====== ENTRIES ======
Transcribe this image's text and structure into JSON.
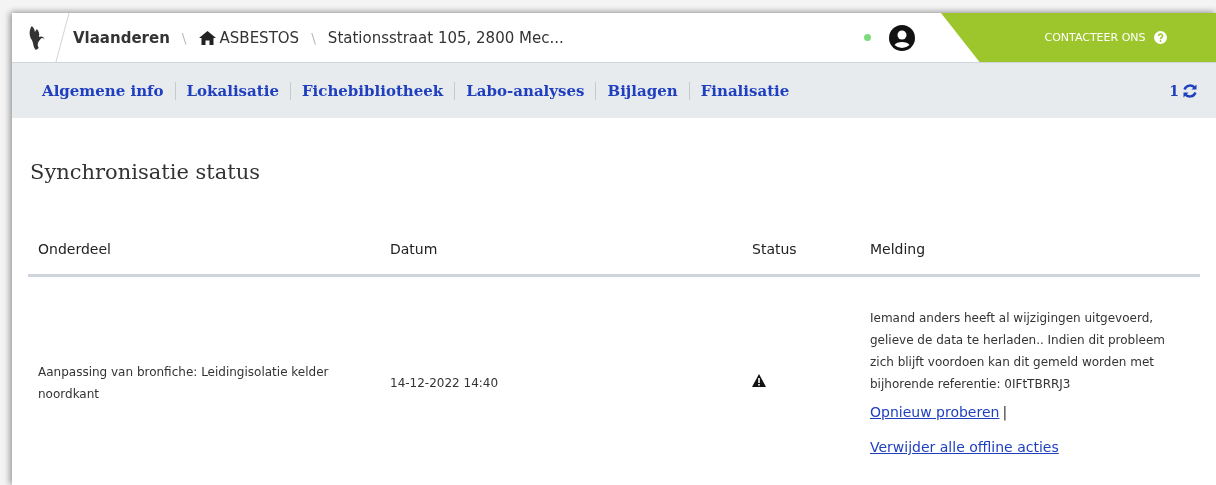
{
  "header": {
    "brand": "Vlaanderen",
    "app": "ASBESTOS",
    "location": "Stationsstraat 105, 2800 Mec...",
    "separators": [
      "\\",
      "\\"
    ],
    "online": true,
    "contact": "CONTACTEER ONS"
  },
  "nav": {
    "tabs": [
      "Algemene info",
      "Lokalisatie",
      "Fichebibliotheek",
      "Labo-analyses",
      "Bijlagen",
      "Finalisatie"
    ],
    "sync_count": "1"
  },
  "title": "Synchronisatie status",
  "table": {
    "columns": [
      "Onderdeel",
      "Datum",
      "Status",
      "Melding"
    ],
    "rows": [
      {
        "onderdeel": "Aanpassing van bronfiche: Leidingisolatie kelder noordkant",
        "datum": "14-12-2022 14:40",
        "status": {
          "kind": "warning"
        },
        "melding": "Iemand anders heeft al wijzigingen uitgevoerd, gelieve de data te herladen.. Indien dit probleem zich blijft voordoen kan dit gemeld worden met bijhorende referentie: 0IFtTBRRJ3",
        "retry": "Opnieuw proberen",
        "separator": "|",
        "delete": "Verwijder alle offline acties"
      }
    ]
  }
}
======
WRITTEN PROBLEM:
Transcribe all of the entries word for word, but skip any pictures they contain.

SOLUTION TO THE PROBLEM:
Transcribe this image's text and structure into JSON.
{
  "header": {
    "brand": "Vlaanderen",
    "app": "ASBESTOS",
    "location": "Stationsstraat 105, 2800 Mec...",
    "separators": [
      "\\",
      "\\"
    ],
    "online": true,
    "contact": "CONTACTEER ONS"
  },
  "nav": {
    "tabs": [
      "Algemene info",
      "Lokalisatie",
      "Fichebibliotheek",
      "Labo-analyses",
      "Bijlagen",
      "Finalisatie"
    ],
    "sync_count": "1"
  },
  "title": "Synchronisatie status",
  "table": {
    "columns": [
      "Onderdeel",
      "Datum",
      "Status",
      "Melding"
    ],
    "rows": [
      {
        "onderdeel": "Aanpassing van bronfiche: Leidingisolatie kelder noordkant",
        "datum": "14-12-2022 14:40",
        "status": {
          "kind": "warning"
        },
        "melding": "Iemand anders heeft al wijzigingen uitgevoerd, gelieve de data te herladen.. Indien dit probleem zich blijft voordoen kan dit gemeld worden met bijhorende referentie: 0IFtTBRRJ3",
        "retry": "Opnieuw proberen",
        "separator": "|",
        "delete": "Verwijder alle offline acties"
      }
    ]
  }
}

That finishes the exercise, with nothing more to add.